> [Exercise details]:
Output, with no changes, the span of lines that opens with the line containing "Read all visible content and emit it as JSON." and closes with the last line.
---*---
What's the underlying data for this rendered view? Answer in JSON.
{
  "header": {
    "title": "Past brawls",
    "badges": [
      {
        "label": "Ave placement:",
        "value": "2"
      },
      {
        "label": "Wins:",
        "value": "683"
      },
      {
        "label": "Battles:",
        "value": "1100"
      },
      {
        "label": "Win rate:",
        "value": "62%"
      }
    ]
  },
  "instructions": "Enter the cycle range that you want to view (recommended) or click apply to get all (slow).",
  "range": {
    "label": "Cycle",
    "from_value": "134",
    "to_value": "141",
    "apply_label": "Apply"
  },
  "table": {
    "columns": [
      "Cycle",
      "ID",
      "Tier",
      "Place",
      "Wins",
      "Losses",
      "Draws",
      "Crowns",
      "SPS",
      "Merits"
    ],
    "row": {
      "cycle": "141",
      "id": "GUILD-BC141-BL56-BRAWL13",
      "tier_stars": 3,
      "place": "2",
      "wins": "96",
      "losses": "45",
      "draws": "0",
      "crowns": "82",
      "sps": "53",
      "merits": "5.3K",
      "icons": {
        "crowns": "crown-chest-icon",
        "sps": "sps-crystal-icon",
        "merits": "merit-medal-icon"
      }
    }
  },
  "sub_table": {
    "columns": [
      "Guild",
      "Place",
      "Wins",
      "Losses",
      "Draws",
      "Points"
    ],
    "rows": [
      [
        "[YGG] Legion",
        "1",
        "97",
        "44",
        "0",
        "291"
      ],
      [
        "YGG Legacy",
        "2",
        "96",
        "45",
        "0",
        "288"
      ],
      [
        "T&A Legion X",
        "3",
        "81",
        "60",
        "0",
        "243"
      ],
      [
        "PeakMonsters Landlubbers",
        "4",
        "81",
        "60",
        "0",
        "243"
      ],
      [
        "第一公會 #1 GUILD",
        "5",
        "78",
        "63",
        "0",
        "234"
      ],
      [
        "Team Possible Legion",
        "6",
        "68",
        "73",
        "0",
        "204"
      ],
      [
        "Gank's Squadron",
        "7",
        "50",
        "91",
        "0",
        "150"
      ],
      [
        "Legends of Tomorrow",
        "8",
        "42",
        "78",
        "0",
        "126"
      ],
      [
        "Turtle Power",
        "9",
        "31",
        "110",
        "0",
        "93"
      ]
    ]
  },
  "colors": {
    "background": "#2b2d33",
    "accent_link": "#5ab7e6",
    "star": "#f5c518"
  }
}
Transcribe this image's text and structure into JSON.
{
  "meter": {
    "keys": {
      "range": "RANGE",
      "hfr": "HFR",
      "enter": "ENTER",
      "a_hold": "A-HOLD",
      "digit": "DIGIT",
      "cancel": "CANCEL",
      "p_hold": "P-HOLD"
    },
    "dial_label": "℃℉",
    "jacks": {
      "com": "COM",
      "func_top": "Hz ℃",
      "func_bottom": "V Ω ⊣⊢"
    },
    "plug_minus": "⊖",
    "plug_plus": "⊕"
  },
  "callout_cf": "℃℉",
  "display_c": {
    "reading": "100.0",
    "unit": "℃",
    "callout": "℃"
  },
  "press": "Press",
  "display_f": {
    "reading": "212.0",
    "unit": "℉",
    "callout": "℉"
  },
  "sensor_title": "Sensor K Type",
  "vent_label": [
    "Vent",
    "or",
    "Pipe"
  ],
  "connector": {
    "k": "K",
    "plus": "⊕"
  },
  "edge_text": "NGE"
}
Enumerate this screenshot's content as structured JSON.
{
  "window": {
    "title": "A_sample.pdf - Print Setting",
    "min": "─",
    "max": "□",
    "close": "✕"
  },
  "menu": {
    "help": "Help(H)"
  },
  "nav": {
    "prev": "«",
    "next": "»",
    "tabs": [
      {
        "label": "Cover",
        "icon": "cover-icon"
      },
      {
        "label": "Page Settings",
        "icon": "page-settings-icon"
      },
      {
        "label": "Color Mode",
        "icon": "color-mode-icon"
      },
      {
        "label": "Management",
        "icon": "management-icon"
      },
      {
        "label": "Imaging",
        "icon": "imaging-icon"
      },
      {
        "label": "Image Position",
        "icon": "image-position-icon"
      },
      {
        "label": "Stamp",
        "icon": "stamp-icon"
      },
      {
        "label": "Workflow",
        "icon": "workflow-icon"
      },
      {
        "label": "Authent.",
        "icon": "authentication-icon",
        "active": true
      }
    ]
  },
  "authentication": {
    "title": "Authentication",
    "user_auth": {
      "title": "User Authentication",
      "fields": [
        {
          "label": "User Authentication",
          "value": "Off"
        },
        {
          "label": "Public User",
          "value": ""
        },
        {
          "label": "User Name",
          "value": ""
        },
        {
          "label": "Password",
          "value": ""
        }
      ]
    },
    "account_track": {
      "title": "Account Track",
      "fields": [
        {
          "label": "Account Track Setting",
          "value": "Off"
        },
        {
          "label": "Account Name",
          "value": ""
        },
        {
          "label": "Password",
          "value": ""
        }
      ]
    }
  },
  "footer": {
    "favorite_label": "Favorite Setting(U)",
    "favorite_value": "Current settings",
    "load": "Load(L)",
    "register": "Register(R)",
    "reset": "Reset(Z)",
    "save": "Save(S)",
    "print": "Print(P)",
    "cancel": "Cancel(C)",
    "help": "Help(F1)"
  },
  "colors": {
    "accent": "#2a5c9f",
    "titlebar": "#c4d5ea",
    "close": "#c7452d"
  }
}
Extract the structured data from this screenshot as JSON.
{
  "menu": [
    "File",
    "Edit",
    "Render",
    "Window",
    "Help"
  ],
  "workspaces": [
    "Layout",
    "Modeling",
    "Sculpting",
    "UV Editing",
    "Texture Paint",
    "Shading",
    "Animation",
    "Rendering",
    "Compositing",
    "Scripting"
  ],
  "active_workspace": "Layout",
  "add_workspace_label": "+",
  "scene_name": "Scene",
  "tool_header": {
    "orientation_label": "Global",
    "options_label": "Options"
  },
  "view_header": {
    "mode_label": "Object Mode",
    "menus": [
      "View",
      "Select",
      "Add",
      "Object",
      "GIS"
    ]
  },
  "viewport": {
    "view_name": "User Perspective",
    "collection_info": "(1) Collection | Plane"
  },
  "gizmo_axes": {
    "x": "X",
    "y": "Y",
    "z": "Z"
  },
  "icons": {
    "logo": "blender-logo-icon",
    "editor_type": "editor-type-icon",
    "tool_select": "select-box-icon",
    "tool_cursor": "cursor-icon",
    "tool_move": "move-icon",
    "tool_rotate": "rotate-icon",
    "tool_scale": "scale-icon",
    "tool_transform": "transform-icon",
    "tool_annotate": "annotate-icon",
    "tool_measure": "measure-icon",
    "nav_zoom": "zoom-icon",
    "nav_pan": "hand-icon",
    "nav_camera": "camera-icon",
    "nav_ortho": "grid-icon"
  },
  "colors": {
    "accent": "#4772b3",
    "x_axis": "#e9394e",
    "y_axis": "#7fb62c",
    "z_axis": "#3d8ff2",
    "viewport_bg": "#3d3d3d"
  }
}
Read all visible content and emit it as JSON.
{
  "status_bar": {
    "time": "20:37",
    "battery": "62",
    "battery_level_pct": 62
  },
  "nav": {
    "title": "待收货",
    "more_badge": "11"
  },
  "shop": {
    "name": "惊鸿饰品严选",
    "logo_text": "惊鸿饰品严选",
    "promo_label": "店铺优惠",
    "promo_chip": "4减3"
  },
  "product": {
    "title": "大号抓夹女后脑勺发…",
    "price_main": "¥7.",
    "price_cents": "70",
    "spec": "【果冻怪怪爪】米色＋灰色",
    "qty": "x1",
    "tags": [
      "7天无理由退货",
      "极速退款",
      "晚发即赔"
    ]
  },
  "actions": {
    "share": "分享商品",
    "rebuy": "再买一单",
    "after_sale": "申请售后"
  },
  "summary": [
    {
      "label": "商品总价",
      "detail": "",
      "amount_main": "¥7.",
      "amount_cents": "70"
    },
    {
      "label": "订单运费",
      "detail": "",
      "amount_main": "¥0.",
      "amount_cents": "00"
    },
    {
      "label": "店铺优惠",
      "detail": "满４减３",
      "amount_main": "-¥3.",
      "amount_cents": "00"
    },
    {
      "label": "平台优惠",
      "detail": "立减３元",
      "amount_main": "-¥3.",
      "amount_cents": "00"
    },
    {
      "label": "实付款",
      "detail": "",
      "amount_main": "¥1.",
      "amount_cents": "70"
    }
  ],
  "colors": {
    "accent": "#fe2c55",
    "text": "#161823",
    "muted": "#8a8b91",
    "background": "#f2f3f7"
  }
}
---*---
> [In response]:
Read all visible content and emit it as JSON.
{
  "status_bar": {
    "time": "20:37",
    "battery": "62",
    "battery_level_pct": 62
  },
  "nav": {
    "title": "待收货",
    "more_badge": "11"
  },
  "shop": {
    "name": "惊鸿饰品严选",
    "logo_text": "惊鸿饰品严选",
    "promo_label": "店铺优惠",
    "promo_chip": "4减3"
  },
  "product": {
    "title": "大号抓夹女后脑勺发…",
    "price_main": "¥7.",
    "price_cents": "70",
    "spec": "【果冻怪怪爪】米色＋灰色",
    "qty": "x1",
    "tags": [
      "7天无理由退货",
      "极速退款",
      "晚发即赔"
    ]
  },
  "actions": {
    "share": "分享商品",
    "rebuy": "再买一单",
    "after_sale": "申请售后"
  },
  "summary": [
    {
      "label": "商品总价",
      "detail": "",
      "amount_main": "¥7.",
      "amount_cents": "70"
    },
    {
      "label": "订单运费",
      "detail": "",
      "amount_main": "¥0.",
      "amount_cents": "00"
    },
    {
      "label": "店铺优惠",
      "detail": "满４减３",
      "amount_main": "-¥3.",
      "amount_cents": "00"
    },
    {
      "label": "平台优惠",
      "detail": "立减３元",
      "amount_main": "-¥3.",
      "amount_cents": "00"
    },
    {
      "label": "实付款",
      "detail": "",
      "amount_main": "¥1.",
      "amount_cents": "70"
    }
  ],
  "colors": {
    "accent": "#fe2c55",
    "text": "#161823",
    "muted": "#8a8b91",
    "background": "#f2f3f7"
  }
}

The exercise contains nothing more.